─── DATA SUPPLIED ───

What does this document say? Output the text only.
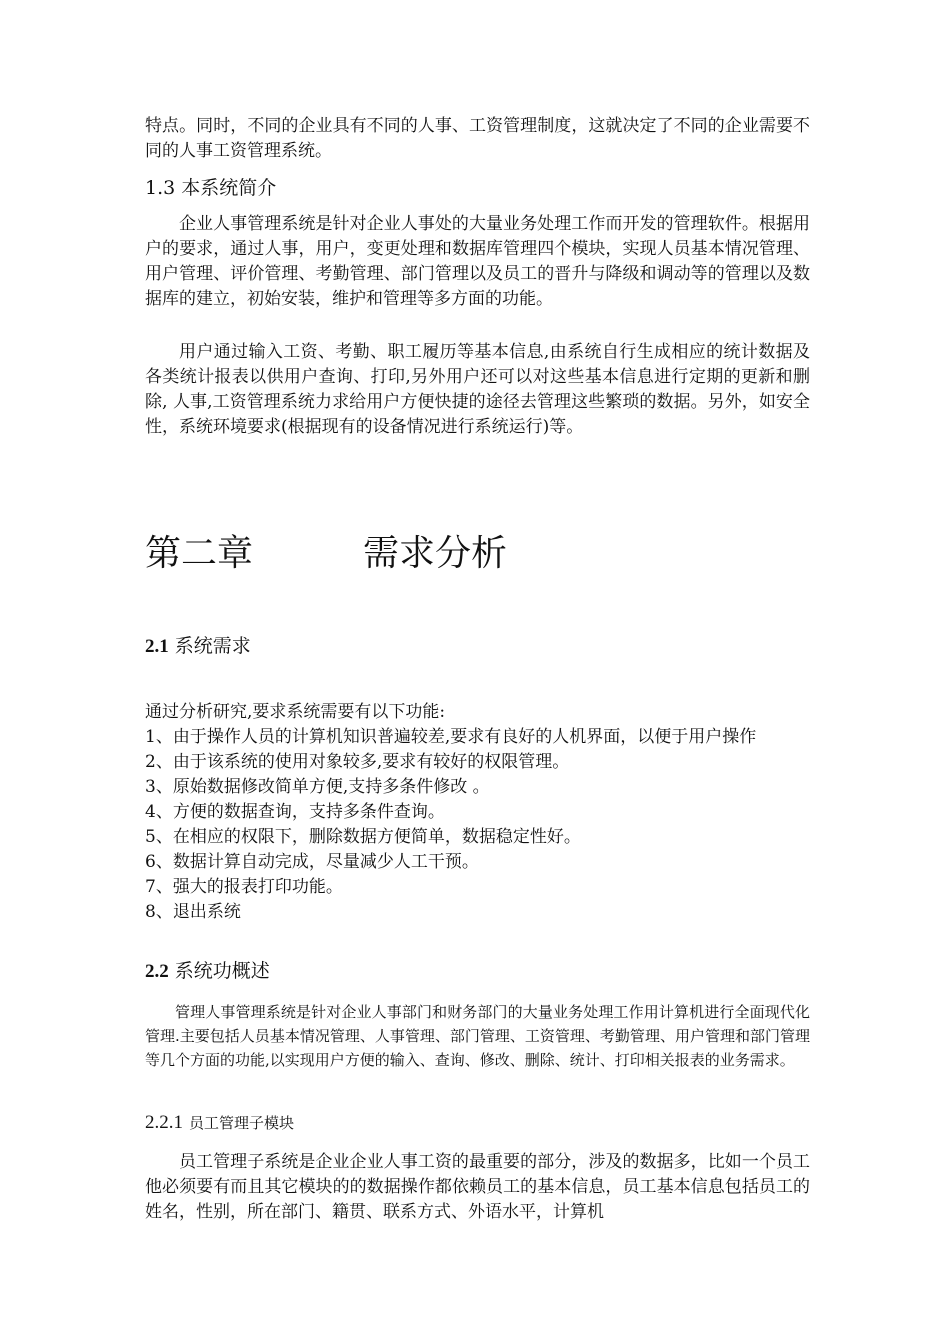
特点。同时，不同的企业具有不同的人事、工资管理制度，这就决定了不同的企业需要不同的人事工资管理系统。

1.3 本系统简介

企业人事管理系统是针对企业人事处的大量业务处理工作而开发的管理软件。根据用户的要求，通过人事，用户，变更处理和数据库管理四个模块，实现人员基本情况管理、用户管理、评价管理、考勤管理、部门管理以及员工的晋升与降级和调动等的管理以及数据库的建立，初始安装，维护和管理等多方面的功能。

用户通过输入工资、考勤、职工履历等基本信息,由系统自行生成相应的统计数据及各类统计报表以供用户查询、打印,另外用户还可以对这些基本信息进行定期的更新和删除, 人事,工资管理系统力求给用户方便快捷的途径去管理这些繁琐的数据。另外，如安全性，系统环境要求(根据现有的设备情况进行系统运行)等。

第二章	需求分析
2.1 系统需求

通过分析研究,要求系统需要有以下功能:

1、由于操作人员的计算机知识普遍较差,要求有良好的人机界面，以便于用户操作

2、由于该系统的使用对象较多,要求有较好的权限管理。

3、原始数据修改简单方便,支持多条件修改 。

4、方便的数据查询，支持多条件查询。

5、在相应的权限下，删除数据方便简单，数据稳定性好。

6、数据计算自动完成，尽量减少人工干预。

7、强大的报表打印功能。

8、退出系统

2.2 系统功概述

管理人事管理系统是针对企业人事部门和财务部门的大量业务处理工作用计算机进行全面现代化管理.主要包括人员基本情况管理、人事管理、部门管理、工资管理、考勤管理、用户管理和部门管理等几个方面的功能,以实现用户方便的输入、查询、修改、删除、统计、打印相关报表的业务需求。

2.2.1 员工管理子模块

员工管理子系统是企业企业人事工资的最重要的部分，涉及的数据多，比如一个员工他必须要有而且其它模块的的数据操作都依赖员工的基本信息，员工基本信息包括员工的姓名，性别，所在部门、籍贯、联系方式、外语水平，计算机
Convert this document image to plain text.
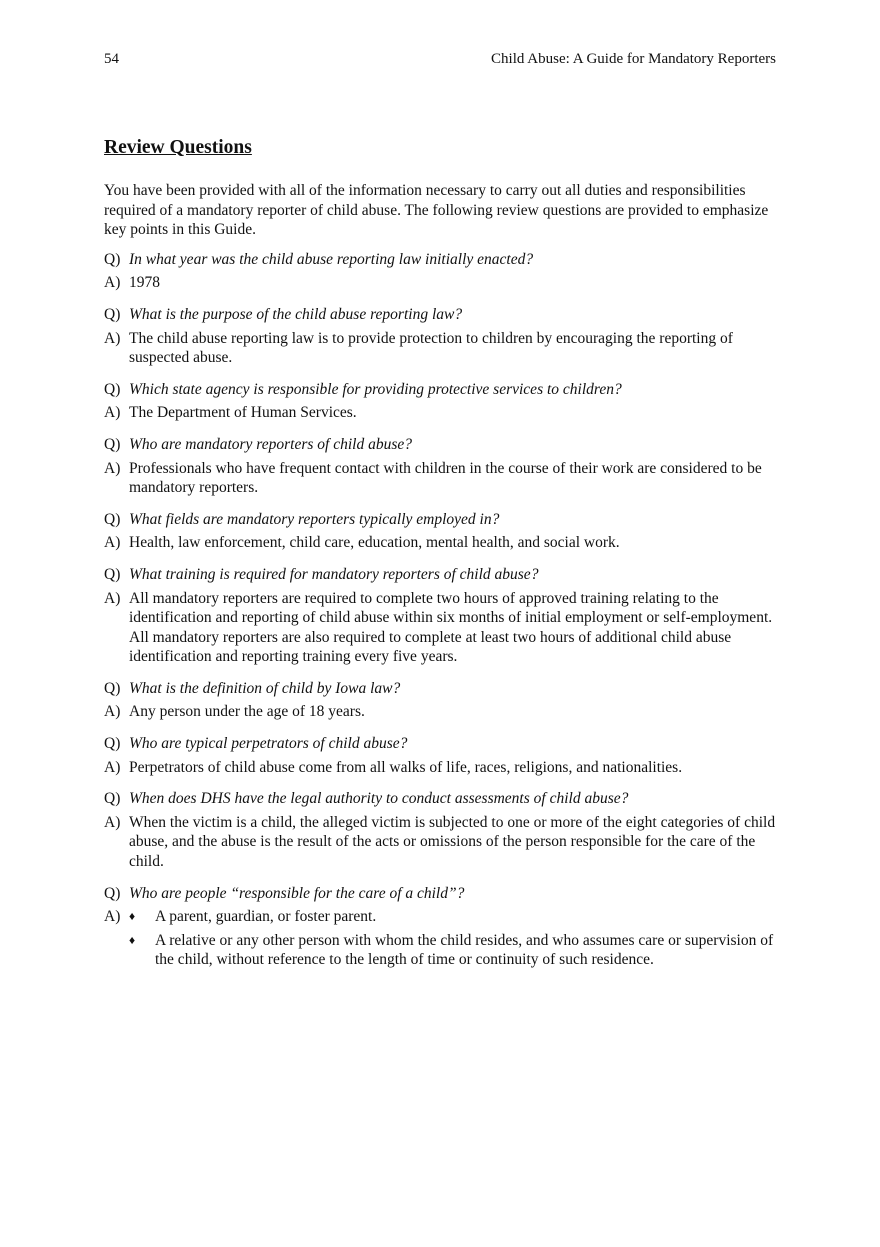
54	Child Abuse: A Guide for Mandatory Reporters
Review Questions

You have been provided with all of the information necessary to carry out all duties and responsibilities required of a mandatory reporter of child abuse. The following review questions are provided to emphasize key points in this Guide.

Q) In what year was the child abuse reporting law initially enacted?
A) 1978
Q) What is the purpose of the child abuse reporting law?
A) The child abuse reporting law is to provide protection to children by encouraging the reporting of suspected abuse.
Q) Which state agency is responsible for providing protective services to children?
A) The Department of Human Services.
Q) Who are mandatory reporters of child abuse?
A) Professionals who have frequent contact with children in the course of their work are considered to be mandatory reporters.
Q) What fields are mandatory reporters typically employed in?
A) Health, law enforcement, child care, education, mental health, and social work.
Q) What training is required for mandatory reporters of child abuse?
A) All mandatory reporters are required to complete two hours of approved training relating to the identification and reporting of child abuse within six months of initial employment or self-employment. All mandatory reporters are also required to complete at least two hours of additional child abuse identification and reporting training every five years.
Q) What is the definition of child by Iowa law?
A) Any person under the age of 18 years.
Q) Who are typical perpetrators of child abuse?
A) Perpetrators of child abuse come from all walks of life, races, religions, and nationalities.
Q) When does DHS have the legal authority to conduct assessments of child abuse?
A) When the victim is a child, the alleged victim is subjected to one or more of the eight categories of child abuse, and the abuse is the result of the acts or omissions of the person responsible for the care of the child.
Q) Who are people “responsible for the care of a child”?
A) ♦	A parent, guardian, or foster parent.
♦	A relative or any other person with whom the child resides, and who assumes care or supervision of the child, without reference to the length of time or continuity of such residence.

───

Reproduce each entry precisely, dropping only the pictures.

What does this document say? Output the text only.
特点。同时，不同的企业具有不同的人事、工资管理制度，这就决定了不同的企业需要不同的人事工资管理系统。

1.3 本系统简介

企业人事管理系统是针对企业人事处的大量业务处理工作而开发的管理软件。根据用户的要求，通过人事，用户，变更处理和数据库管理四个模块，实现人员基本情况管理、用户管理、评价管理、考勤管理、部门管理以及员工的晋升与降级和调动等的管理以及数据库的建立，初始安装，维护和管理等多方面的功能。

用户通过输入工资、考勤、职工履历等基本信息,由系统自行生成相应的统计数据及各类统计报表以供用户查询、打印,另外用户还可以对这些基本信息进行定期的更新和删除, 人事,工资管理系统力求给用户方便快捷的途径去管理这些繁琐的数据。另外，如安全性，系统环境要求(根据现有的设备情况进行系统运行)等。

第二章	需求分析
2.1 系统需求

通过分析研究,要求系统需要有以下功能:

1、由于操作人员的计算机知识普遍较差,要求有良好的人机界面，以便于用户操作

2、由于该系统的使用对象较多,要求有较好的权限管理。

3、原始数据修改简单方便,支持多条件修改 。

4、方便的数据查询，支持多条件查询。

5、在相应的权限下，删除数据方便简单，数据稳定性好。

6、数据计算自动完成，尽量减少人工干预。

7、强大的报表打印功能。

8、退出系统

2.2 系统功概述

管理人事管理系统是针对企业人事部门和财务部门的大量业务处理工作用计算机进行全面现代化管理.主要包括人员基本情况管理、人事管理、部门管理、工资管理、考勤管理、用户管理和部门管理等几个方面的功能,以实现用户方便的输入、查询、修改、删除、统计、打印相关报表的业务需求。

2.2.1 员工管理子模块

员工管理子系统是企业企业人事工资的最重要的部分，涉及的数据多，比如一个员工他必须要有而且其它模块的的数据操作都依赖员工的基本信息，员工基本信息包括员工的姓名，性别，所在部门、籍贯、联系方式、外语水平，计算机
Convert this document image to plain text.
54	Child Abuse: A Guide for Mandatory Reporters
Review Questions

You have been provided with all of the information necessary to carry out all duties and responsibilities required of a mandatory reporter of child abuse. The following review questions are provided to emphasize key points in this Guide.

Q) In what year was the child abuse reporting law initially enacted?
A) 1978
Q) What is the purpose of the child abuse reporting law?
A) The child abuse reporting law is to provide protection to children by encouraging the reporting of suspected abuse.
Q) Which state agency is responsible for providing protective services to children?
A) The Department of Human Services.
Q) Who are mandatory reporters of child abuse?
A) Professionals who have frequent contact with children in the course of their work are considered to be mandatory reporters.
Q) What fields are mandatory reporters typically employed in?
A) Health, law enforcement, child care, education, mental health, and social work.
Q) What training is required for mandatory reporters of child abuse?
A) All mandatory reporters are required to complete two hours of approved training relating to the identification and reporting of child abuse within six months of initial employment or self-employment. All mandatory reporters are also required to complete at least two hours of additional child abuse identification and reporting training every five years.
Q) What is the definition of child by Iowa law?
A) Any person under the age of 18 years.
Q) Who are typical perpetrators of child abuse?
A) Perpetrators of child abuse come from all walks of life, races, religions, and nationalities.
Q) When does DHS have the legal authority to conduct assessments of child abuse?
A) When the victim is a child, the alleged victim is subjected to one or more of the eight categories of child abuse, and the abuse is the result of the acts or omissions of the person responsible for the care of the child.
Q) Who are people “responsible for the care of a child”?
A) ♦	A parent, guardian, or foster parent.
♦	A relative or any other person with whom the child resides, and who assumes care or supervision of the child, without reference to the length of time or continuity of such residence.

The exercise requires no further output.